SUPPLIED DATA:
++++++++

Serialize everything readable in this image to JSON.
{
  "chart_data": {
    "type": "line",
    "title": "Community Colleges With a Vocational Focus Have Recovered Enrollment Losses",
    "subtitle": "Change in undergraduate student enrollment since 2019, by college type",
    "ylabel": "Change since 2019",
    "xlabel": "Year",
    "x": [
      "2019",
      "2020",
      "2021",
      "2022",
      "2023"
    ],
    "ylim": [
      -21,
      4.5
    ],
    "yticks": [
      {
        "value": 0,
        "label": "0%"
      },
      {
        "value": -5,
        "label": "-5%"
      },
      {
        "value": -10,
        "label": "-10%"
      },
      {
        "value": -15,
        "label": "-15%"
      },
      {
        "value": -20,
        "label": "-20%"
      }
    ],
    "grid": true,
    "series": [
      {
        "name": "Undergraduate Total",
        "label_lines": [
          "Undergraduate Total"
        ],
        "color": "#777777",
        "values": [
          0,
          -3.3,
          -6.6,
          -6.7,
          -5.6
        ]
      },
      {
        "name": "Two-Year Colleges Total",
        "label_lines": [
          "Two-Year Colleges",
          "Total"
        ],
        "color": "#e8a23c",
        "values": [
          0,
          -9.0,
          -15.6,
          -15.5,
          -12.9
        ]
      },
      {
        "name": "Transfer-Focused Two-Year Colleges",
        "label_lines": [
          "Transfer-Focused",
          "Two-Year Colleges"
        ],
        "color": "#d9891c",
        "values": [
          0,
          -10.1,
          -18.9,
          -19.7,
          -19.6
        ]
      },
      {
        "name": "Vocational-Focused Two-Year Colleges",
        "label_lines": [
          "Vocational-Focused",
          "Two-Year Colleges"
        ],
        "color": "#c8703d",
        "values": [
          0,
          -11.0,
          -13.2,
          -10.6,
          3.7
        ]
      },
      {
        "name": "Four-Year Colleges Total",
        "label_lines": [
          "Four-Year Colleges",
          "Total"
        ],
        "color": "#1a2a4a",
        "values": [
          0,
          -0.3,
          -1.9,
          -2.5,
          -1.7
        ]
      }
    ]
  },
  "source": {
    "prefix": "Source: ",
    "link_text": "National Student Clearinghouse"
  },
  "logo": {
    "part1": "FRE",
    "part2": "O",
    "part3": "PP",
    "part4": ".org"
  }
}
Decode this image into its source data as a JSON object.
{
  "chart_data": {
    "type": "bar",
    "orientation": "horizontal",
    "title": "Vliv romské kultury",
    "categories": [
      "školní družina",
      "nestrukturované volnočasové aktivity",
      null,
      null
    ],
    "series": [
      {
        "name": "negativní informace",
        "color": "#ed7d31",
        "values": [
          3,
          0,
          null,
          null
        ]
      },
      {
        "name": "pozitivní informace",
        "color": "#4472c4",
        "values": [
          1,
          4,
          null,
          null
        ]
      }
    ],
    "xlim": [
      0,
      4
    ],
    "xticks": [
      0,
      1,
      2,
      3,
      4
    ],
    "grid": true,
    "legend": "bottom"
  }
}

++++++++

TASK INSTRUCTIONS: Repeat, without changes, every line from the one that contains "Decode this image" through the final line of the data.

EXERCISE RESPONSE:
Decode this image into its source data as a JSON object.
{
  "chart_data": {
    "type": "bar",
    "orientation": "horizontal",
    "title": "Vliv romské kultury",
    "categories": [
      "školní družina",
      "nestrukturované volnočasové aktivity",
      null,
      null
    ],
    "series": [
      {
        "name": "negativní informace",
        "color": "#ed7d31",
        "values": [
          3,
          0,
          null,
          null
        ]
      },
      {
        "name": "pozitivní informace",
        "color": "#4472c4",
        "values": [
          1,
          4,
          null,
          null
        ]
      }
    ],
    "xlim": [
      0,
      4
    ],
    "xticks": [
      0,
      1,
      2,
      3,
      4
    ],
    "grid": true,
    "legend": "bottom"
  }
}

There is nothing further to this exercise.